_What you should do_
Search the listing for "Note" and copy every line where it appears.

_Data provided_

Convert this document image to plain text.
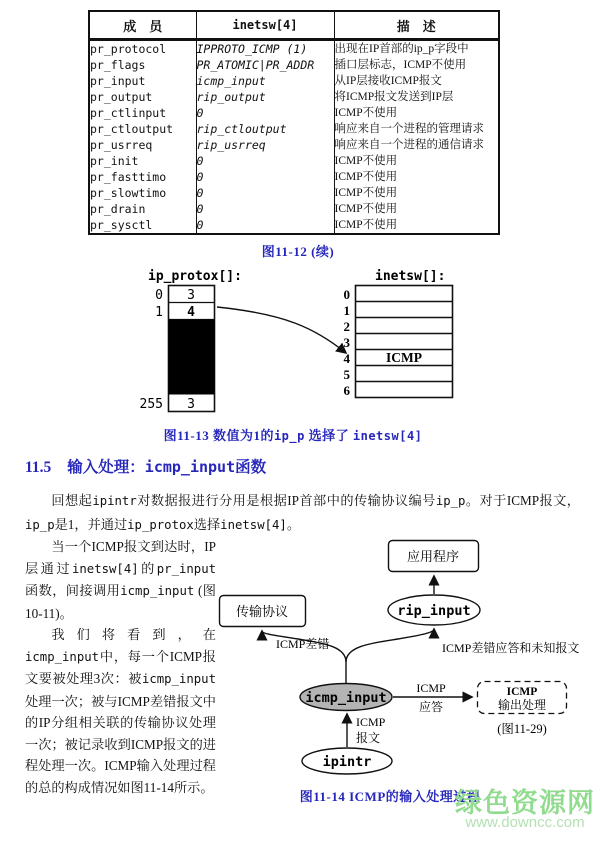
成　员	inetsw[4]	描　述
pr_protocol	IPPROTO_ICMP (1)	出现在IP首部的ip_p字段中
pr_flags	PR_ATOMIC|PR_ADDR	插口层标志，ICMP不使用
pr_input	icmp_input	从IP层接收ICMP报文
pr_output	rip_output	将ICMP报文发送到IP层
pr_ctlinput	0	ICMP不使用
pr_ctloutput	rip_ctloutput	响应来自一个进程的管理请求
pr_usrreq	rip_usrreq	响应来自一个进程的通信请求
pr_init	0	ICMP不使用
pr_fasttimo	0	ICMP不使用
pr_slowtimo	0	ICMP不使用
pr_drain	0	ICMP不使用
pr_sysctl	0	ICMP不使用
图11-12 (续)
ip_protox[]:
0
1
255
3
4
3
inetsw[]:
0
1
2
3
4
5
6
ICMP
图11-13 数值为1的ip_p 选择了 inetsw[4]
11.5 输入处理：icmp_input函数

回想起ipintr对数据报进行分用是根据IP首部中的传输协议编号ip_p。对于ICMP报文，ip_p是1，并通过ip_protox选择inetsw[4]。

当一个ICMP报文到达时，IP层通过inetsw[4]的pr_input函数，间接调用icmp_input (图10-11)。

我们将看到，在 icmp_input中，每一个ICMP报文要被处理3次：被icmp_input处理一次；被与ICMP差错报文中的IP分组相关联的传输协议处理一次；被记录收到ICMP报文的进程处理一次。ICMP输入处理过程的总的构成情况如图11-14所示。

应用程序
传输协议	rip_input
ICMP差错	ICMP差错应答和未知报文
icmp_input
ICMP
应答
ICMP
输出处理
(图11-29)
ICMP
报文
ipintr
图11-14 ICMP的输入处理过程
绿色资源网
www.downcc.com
--
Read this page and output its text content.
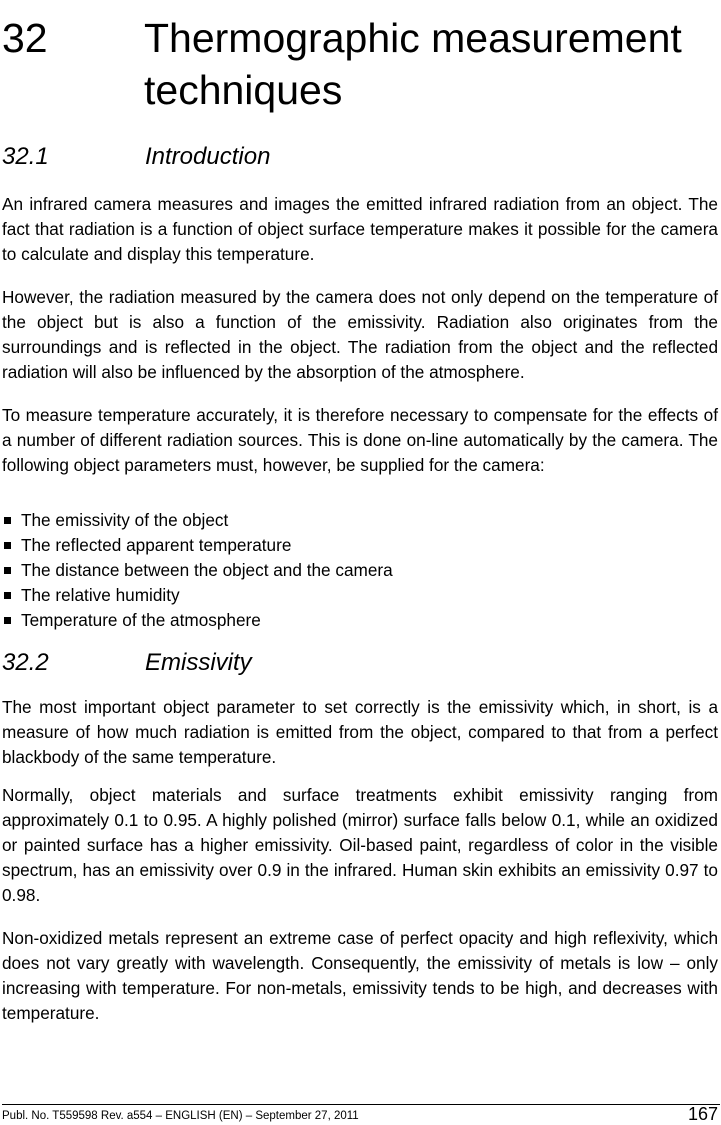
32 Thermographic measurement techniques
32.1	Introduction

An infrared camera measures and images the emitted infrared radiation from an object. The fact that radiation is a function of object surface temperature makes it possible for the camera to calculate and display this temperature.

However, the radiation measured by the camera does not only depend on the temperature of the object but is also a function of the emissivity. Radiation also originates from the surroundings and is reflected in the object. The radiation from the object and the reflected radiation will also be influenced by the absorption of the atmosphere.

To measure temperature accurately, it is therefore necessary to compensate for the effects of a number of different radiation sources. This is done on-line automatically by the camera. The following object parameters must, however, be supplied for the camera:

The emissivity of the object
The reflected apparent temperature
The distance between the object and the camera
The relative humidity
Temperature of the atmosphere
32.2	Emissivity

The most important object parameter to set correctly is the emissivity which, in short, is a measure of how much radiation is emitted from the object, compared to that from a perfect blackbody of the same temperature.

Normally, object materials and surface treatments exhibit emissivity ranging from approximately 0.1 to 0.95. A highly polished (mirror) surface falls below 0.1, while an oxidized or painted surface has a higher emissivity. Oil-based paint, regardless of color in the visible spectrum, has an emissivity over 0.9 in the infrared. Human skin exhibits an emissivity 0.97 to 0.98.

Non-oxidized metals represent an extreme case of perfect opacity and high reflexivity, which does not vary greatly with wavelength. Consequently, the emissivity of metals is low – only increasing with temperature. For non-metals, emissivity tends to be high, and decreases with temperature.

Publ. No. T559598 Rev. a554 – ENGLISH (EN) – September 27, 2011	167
---
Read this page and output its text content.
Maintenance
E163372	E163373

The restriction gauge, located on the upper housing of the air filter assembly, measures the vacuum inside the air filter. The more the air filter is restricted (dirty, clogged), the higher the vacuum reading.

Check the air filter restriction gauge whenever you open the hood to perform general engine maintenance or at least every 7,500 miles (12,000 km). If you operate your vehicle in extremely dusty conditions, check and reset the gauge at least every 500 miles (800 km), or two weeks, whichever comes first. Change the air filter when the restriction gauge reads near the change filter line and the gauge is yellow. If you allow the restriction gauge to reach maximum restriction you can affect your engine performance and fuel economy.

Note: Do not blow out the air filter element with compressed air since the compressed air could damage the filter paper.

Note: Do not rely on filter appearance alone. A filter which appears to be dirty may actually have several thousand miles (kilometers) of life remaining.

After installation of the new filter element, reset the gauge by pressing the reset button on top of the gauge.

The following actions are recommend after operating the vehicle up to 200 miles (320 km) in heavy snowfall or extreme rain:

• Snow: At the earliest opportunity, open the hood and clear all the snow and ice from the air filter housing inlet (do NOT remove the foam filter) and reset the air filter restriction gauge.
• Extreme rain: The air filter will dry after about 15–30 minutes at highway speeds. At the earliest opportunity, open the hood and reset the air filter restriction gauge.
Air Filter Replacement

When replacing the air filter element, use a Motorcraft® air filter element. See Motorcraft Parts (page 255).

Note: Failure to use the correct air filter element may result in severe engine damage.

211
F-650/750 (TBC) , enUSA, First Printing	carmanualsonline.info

_Correct answer_
Note: Do not blow out the air filter element with compressed air since the compressed air could damage the filter paper.
Note: Do not rely on filter appearance alone. A filter which appears to be dirty may actually have several thousand miles (kilometers) of life remaining.
Note: Failure to use the correct air filter element may result in severe engine damage.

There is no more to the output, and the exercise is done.